[SOURCE MATERIAL]:

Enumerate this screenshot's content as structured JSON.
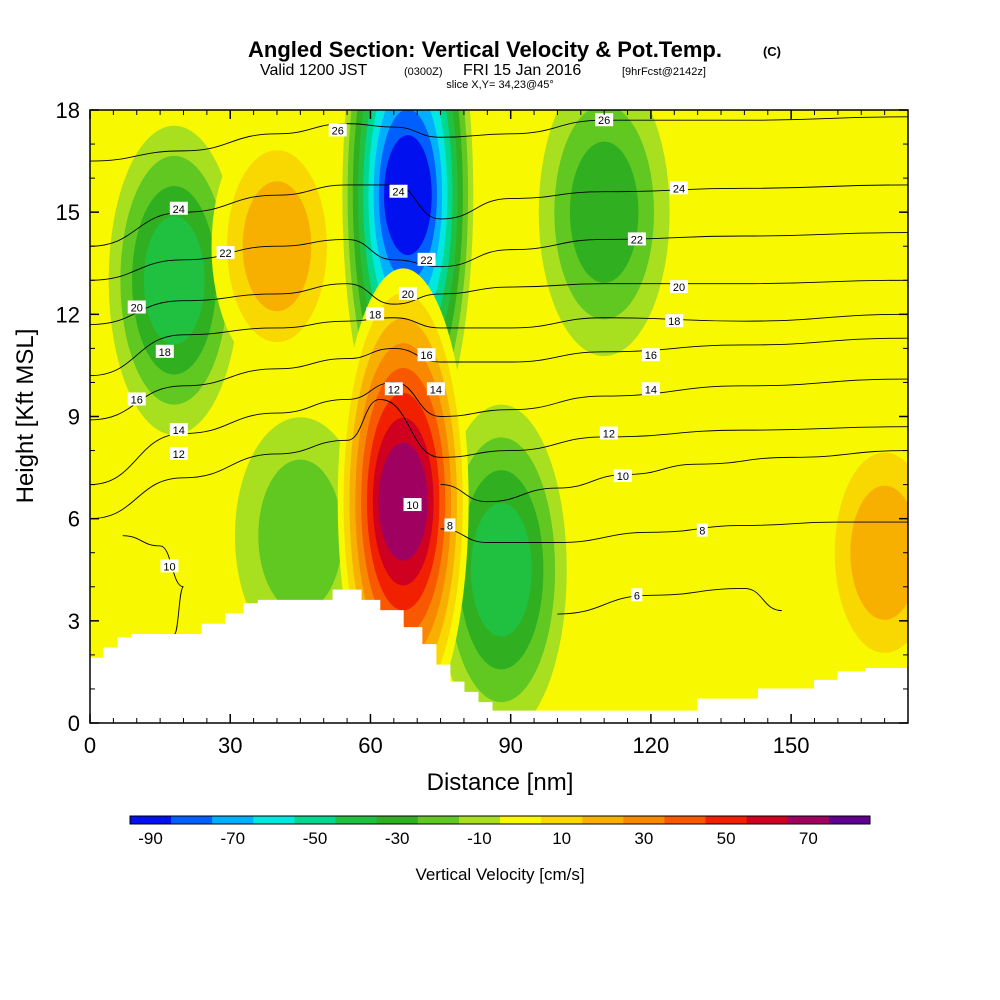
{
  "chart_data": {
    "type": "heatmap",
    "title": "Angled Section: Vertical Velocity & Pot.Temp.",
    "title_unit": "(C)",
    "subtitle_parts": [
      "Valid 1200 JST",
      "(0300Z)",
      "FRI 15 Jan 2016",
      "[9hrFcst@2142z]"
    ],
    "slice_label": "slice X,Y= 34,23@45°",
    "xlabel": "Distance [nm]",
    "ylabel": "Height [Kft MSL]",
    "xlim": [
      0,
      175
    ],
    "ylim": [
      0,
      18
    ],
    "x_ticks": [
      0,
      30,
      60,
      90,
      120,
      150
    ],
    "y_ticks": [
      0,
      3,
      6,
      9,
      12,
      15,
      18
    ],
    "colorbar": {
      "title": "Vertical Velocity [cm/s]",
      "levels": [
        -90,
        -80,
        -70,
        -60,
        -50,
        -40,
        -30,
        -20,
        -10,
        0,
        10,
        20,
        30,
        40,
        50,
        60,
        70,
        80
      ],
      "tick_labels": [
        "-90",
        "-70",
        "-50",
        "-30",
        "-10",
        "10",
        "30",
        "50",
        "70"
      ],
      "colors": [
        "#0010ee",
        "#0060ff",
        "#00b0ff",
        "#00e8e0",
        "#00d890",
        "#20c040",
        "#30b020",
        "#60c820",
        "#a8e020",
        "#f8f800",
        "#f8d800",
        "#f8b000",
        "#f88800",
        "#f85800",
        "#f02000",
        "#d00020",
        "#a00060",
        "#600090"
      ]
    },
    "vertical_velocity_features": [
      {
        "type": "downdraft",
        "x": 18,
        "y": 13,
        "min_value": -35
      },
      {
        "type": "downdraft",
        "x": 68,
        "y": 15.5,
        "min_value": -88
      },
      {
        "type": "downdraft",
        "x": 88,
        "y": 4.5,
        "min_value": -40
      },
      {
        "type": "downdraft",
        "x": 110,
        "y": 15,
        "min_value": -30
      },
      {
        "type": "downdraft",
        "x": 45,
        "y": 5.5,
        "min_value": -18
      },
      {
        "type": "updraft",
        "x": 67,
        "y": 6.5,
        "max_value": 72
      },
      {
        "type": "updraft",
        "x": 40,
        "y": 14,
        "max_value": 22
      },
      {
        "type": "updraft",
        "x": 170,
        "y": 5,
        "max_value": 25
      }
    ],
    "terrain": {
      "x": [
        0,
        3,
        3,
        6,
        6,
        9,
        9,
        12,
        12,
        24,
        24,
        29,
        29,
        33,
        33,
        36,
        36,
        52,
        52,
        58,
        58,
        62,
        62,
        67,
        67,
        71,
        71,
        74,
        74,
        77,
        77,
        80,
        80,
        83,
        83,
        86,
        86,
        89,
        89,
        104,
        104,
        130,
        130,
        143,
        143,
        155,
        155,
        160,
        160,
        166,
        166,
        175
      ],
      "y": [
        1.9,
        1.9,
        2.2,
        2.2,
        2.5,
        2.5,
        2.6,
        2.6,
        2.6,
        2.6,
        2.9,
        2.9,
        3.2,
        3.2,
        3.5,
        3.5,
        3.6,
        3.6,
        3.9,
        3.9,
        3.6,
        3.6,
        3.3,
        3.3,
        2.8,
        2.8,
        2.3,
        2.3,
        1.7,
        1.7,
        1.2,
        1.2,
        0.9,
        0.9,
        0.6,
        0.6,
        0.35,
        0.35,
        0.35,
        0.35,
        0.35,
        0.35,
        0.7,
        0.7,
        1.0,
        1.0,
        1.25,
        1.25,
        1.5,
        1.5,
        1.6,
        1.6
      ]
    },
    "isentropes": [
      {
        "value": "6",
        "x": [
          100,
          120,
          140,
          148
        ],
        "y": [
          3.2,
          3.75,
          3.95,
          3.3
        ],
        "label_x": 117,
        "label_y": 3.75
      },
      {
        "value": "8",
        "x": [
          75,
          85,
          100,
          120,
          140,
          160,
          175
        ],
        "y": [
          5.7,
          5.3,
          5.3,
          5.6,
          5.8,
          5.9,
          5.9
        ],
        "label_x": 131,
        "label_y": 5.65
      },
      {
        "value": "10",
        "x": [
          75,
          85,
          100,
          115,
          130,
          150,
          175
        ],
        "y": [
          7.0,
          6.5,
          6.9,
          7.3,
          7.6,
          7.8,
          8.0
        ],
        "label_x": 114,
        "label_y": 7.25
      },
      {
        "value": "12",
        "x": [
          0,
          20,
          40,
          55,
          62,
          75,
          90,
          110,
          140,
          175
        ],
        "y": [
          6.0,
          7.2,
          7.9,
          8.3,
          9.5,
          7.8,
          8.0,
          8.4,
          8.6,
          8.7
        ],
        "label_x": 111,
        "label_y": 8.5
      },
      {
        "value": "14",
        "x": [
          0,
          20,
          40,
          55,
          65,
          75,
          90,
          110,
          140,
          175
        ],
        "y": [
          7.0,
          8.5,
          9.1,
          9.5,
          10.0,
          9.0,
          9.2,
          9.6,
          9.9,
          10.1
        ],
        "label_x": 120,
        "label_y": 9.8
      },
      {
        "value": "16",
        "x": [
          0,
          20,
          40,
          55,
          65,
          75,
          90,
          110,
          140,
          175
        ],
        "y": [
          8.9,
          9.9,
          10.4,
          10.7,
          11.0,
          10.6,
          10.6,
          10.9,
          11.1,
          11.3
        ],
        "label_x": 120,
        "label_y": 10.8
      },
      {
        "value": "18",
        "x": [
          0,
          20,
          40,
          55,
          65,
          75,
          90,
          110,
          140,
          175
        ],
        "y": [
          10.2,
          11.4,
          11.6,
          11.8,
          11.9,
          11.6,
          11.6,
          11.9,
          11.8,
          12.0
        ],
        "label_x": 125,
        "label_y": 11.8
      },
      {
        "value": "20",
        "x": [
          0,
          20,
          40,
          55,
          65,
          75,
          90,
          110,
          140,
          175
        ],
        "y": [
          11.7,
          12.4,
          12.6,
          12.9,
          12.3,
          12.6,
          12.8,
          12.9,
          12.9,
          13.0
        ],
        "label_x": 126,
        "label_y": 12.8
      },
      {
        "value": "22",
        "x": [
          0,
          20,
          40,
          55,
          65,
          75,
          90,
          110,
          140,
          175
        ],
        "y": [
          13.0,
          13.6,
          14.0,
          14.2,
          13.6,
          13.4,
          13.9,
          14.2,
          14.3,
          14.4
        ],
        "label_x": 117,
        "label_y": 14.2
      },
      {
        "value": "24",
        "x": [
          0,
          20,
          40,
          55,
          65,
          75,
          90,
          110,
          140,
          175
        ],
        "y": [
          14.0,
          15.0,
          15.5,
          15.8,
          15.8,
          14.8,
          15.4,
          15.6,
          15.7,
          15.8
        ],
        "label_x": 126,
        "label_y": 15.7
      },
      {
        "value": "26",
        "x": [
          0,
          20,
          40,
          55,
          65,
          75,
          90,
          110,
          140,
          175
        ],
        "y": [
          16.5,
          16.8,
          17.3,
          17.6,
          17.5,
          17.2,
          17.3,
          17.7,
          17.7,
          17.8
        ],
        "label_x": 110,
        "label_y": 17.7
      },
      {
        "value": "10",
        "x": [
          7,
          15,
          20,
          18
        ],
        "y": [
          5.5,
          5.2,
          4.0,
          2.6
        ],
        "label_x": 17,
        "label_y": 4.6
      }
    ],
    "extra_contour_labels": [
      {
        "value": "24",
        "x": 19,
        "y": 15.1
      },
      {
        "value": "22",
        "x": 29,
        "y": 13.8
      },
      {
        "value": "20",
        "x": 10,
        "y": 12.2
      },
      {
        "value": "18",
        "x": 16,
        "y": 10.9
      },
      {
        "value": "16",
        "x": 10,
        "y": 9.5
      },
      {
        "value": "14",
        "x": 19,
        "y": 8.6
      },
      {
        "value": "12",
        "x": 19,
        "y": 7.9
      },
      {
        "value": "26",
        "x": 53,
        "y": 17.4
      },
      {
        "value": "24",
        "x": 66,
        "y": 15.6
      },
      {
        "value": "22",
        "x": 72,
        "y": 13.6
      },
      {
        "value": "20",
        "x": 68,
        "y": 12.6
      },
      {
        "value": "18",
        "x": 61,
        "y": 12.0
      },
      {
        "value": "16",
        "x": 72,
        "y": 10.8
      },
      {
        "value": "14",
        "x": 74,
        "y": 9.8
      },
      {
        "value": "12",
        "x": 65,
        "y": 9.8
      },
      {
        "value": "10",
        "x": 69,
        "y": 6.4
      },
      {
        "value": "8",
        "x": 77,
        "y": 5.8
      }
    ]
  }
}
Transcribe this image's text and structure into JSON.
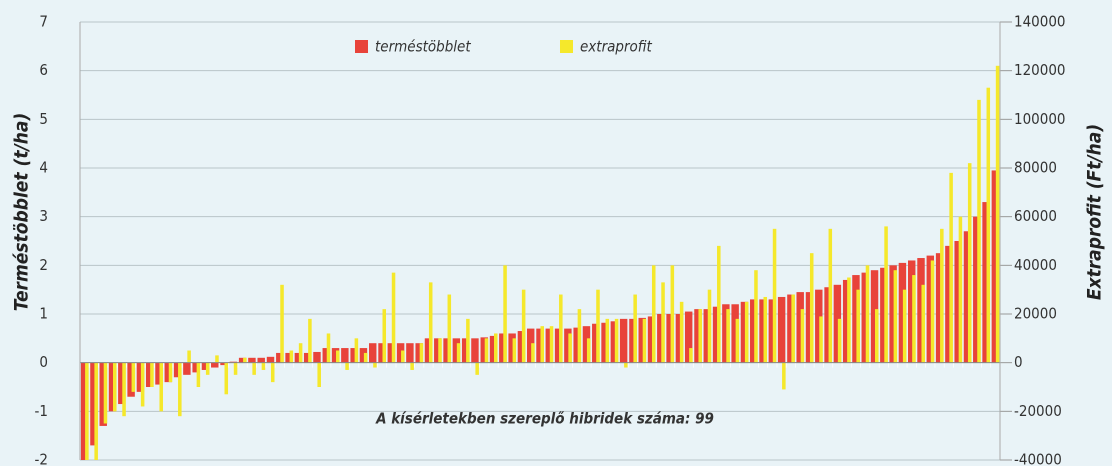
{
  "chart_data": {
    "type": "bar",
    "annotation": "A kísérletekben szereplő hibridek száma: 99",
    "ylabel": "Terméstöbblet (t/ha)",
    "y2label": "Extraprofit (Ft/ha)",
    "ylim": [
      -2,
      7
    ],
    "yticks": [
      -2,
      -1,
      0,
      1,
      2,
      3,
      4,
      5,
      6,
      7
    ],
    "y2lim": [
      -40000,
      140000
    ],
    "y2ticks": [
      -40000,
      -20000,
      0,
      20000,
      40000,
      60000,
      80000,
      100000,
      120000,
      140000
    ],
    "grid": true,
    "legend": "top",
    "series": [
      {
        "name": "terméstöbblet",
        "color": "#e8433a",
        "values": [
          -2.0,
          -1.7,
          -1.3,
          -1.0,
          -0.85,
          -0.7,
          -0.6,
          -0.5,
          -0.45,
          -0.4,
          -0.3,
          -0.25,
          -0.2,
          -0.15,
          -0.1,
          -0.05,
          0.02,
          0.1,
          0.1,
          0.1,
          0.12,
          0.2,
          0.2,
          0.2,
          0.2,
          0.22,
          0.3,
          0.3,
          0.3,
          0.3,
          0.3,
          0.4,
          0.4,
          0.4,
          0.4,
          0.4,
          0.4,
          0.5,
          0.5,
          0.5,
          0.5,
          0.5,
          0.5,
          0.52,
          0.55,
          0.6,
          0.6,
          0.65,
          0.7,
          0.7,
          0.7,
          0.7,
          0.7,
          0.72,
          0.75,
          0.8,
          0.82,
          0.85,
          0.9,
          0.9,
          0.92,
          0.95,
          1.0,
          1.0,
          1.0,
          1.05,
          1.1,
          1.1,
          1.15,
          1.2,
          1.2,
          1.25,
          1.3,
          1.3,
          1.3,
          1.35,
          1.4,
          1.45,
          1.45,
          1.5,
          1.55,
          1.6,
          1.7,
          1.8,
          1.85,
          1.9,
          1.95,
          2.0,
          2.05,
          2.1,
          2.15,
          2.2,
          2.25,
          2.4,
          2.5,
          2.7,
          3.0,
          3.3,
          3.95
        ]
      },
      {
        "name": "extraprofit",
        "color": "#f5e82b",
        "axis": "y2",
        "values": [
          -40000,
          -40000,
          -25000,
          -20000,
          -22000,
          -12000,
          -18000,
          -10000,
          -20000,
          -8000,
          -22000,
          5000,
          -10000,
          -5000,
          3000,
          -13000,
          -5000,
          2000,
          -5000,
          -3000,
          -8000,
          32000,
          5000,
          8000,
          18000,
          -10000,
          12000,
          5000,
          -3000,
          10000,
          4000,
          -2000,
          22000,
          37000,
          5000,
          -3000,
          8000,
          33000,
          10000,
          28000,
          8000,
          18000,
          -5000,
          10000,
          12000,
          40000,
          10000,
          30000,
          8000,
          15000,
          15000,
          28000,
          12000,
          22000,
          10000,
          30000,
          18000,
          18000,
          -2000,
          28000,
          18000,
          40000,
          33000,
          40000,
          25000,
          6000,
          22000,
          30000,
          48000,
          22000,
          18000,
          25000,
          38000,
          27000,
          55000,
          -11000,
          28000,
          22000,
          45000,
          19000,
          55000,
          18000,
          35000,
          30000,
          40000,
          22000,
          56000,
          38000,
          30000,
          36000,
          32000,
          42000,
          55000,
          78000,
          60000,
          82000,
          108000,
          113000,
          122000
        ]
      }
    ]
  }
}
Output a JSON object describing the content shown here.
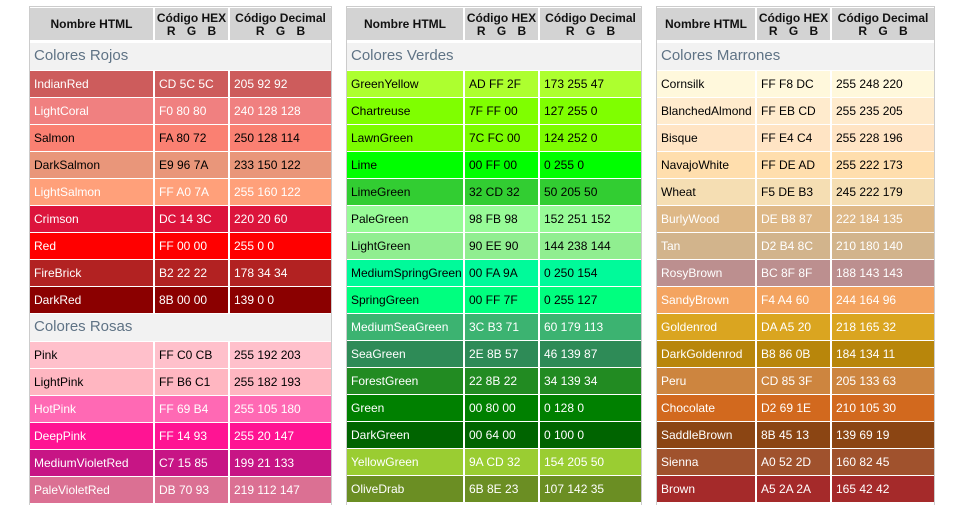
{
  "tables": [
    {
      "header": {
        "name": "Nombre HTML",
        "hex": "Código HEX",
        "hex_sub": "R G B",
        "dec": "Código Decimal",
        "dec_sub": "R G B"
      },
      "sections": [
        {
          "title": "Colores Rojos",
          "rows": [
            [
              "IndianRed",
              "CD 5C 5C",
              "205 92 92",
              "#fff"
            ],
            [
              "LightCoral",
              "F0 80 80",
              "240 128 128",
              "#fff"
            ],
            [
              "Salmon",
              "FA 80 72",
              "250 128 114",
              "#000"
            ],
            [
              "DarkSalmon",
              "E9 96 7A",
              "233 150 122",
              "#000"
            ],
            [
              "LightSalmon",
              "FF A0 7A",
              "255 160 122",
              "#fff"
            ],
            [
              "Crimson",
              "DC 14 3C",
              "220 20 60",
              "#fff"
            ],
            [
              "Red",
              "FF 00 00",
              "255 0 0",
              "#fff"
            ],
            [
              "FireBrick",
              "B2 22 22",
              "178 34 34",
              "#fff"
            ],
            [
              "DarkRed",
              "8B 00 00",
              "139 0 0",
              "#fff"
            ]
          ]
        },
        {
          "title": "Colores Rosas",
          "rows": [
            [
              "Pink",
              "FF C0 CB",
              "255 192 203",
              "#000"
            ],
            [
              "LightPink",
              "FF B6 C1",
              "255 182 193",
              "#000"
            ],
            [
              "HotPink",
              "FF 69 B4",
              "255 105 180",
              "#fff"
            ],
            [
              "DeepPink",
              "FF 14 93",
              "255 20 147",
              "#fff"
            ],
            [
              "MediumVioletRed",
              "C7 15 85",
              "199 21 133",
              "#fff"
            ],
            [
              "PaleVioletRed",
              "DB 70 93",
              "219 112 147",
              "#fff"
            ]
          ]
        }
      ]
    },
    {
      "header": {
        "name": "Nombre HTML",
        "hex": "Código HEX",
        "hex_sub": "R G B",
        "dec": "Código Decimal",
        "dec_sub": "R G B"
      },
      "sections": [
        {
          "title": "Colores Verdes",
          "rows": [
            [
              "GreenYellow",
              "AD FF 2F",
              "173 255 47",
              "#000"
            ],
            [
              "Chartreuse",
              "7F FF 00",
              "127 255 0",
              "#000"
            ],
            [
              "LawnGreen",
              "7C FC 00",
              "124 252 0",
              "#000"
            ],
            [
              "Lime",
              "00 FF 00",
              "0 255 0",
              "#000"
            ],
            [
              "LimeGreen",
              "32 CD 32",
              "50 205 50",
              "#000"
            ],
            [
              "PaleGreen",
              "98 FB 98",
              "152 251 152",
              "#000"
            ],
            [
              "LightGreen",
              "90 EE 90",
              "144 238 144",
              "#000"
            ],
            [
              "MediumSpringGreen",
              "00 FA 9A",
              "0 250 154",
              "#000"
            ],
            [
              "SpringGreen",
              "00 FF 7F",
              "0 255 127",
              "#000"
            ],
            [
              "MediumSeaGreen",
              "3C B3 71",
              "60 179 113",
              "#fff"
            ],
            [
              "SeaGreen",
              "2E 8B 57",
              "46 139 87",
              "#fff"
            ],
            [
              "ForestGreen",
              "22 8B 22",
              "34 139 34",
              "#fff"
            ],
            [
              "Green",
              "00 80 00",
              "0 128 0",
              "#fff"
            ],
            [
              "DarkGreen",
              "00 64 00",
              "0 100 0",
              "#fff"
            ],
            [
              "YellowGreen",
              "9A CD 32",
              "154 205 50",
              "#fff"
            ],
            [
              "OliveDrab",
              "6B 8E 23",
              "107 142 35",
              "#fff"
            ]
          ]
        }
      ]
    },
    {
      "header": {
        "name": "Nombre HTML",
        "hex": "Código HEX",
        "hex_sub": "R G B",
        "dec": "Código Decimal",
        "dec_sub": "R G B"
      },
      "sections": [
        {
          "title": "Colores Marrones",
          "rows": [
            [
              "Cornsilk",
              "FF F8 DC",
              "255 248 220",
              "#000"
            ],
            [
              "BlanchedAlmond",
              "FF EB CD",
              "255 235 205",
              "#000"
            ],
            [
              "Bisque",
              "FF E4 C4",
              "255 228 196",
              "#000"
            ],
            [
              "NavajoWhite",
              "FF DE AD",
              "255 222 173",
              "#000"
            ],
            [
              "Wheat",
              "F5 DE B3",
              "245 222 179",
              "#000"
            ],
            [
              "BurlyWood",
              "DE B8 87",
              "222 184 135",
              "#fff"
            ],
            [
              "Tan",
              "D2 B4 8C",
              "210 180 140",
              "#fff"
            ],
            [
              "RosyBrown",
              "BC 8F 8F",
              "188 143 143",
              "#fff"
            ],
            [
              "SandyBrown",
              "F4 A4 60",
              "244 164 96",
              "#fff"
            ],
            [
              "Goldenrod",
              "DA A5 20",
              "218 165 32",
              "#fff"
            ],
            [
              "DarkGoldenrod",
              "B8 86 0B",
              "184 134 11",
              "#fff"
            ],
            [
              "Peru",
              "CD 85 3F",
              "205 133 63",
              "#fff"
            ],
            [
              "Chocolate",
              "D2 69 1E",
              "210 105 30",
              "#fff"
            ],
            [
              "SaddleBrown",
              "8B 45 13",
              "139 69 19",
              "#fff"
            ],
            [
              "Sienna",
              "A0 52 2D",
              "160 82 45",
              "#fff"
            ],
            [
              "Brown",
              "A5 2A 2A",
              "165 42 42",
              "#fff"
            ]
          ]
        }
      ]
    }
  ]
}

[DESCRIPTION OF THE TASK]: Say, as a single number and nothing more, how many lines of the entries contain the word "JSON".

[SOLUTION TO THIS PROBLEM]: 3